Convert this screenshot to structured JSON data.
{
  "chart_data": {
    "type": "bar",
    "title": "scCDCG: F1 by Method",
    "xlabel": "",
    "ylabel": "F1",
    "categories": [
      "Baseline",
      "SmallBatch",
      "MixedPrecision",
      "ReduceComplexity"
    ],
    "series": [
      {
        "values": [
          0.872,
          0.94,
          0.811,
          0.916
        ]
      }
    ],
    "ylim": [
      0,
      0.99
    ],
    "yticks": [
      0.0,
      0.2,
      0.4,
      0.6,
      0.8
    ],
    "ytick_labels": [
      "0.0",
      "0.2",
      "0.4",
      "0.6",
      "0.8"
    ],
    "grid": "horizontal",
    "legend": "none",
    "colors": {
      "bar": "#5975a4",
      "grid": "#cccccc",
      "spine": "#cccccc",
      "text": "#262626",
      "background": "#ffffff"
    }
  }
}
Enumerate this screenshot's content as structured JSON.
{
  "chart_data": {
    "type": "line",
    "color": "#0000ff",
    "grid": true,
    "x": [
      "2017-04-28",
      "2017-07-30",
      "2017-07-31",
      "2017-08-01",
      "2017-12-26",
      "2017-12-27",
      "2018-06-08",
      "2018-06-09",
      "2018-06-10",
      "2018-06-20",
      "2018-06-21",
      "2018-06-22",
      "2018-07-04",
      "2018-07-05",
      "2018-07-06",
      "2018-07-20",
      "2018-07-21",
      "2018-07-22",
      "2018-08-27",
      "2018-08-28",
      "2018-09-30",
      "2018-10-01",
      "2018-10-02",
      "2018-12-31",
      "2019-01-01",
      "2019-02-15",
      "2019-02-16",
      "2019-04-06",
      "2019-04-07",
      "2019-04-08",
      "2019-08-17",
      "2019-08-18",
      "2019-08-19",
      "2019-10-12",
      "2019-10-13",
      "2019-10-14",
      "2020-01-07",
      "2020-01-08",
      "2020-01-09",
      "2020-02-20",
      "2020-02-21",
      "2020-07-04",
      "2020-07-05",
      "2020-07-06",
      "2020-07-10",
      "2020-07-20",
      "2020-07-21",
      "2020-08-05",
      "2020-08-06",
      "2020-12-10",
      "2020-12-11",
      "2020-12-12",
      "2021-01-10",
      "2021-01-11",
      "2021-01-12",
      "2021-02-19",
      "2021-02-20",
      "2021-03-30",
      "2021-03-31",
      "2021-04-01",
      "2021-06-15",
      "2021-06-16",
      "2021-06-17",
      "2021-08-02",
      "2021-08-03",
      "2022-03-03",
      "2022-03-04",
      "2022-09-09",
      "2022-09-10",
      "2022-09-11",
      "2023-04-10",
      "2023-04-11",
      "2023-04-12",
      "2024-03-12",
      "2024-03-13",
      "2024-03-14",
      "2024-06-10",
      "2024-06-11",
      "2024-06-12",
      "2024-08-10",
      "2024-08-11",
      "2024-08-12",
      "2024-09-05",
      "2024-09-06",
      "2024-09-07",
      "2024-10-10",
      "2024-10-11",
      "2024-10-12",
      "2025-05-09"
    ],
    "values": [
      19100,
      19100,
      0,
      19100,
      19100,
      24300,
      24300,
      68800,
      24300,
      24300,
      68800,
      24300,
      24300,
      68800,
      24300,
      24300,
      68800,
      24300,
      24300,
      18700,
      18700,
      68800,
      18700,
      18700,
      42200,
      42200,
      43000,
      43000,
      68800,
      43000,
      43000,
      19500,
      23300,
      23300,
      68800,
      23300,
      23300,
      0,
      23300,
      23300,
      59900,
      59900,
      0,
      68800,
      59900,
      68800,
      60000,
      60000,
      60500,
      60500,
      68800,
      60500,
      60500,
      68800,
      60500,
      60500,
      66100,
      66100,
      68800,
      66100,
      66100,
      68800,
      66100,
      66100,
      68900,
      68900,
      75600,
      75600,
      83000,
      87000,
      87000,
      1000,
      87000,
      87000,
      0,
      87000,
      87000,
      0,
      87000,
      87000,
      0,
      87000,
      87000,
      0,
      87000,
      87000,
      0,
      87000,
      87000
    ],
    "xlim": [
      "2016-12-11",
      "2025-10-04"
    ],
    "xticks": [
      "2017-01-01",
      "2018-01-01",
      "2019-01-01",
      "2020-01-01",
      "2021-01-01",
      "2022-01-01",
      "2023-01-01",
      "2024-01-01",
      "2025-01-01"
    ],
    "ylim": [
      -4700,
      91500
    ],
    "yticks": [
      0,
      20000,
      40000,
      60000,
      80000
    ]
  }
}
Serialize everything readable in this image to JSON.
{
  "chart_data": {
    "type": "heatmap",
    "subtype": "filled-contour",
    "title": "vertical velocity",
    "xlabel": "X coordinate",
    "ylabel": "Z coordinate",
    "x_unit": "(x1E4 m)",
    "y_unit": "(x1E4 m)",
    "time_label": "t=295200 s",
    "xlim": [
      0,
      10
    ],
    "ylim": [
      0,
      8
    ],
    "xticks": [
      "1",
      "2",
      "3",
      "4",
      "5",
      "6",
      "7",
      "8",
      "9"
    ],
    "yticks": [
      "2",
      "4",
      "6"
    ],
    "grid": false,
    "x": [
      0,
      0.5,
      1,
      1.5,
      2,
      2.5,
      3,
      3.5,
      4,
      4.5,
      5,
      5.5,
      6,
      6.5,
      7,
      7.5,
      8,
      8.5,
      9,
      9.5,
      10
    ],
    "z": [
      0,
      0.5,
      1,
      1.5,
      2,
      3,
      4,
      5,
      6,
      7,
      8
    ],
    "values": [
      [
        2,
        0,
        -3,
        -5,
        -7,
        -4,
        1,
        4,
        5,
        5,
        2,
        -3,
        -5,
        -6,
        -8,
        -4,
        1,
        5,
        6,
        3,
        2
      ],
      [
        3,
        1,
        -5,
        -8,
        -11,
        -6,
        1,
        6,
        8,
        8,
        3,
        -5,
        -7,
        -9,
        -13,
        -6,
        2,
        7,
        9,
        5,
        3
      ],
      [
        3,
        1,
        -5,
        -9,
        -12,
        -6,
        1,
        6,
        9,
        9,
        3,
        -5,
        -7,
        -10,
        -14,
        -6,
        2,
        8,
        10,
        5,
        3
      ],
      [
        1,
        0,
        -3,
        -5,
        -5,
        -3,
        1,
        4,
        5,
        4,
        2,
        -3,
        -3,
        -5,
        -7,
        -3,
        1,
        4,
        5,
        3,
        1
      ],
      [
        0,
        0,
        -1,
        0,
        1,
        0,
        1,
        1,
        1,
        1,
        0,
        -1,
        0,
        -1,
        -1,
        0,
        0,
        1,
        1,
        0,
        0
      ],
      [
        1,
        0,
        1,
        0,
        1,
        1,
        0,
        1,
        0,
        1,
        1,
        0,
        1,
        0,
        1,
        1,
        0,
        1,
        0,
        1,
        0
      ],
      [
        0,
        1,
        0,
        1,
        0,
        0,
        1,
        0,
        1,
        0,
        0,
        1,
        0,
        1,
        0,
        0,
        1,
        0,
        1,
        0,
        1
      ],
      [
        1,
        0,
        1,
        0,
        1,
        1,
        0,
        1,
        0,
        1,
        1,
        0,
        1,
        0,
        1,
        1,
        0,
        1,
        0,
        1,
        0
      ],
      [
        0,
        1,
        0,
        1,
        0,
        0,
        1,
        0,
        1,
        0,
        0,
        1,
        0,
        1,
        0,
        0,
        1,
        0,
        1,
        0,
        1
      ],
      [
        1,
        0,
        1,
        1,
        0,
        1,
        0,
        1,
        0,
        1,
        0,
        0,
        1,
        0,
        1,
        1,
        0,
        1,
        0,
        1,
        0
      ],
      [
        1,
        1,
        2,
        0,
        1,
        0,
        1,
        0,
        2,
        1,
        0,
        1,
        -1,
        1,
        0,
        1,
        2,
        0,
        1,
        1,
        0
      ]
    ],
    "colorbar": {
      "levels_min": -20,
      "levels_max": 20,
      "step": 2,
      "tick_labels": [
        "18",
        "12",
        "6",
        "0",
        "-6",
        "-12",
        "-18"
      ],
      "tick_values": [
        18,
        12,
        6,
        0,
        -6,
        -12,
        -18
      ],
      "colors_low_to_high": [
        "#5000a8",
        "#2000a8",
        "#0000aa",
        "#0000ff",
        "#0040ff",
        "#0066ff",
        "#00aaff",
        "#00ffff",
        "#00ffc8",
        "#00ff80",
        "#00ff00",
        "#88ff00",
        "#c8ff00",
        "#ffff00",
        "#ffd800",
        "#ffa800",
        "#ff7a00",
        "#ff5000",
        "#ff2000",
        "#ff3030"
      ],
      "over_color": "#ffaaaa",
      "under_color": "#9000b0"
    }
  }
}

= = = = = = =

Task requirements →
Copy out each line of the material that holds the word "JSON".

Answer →
Convert this screenshot to structured JSON data.
Enumerate this screenshot's content as structured JSON.
Serialize everything readable in this image to JSON.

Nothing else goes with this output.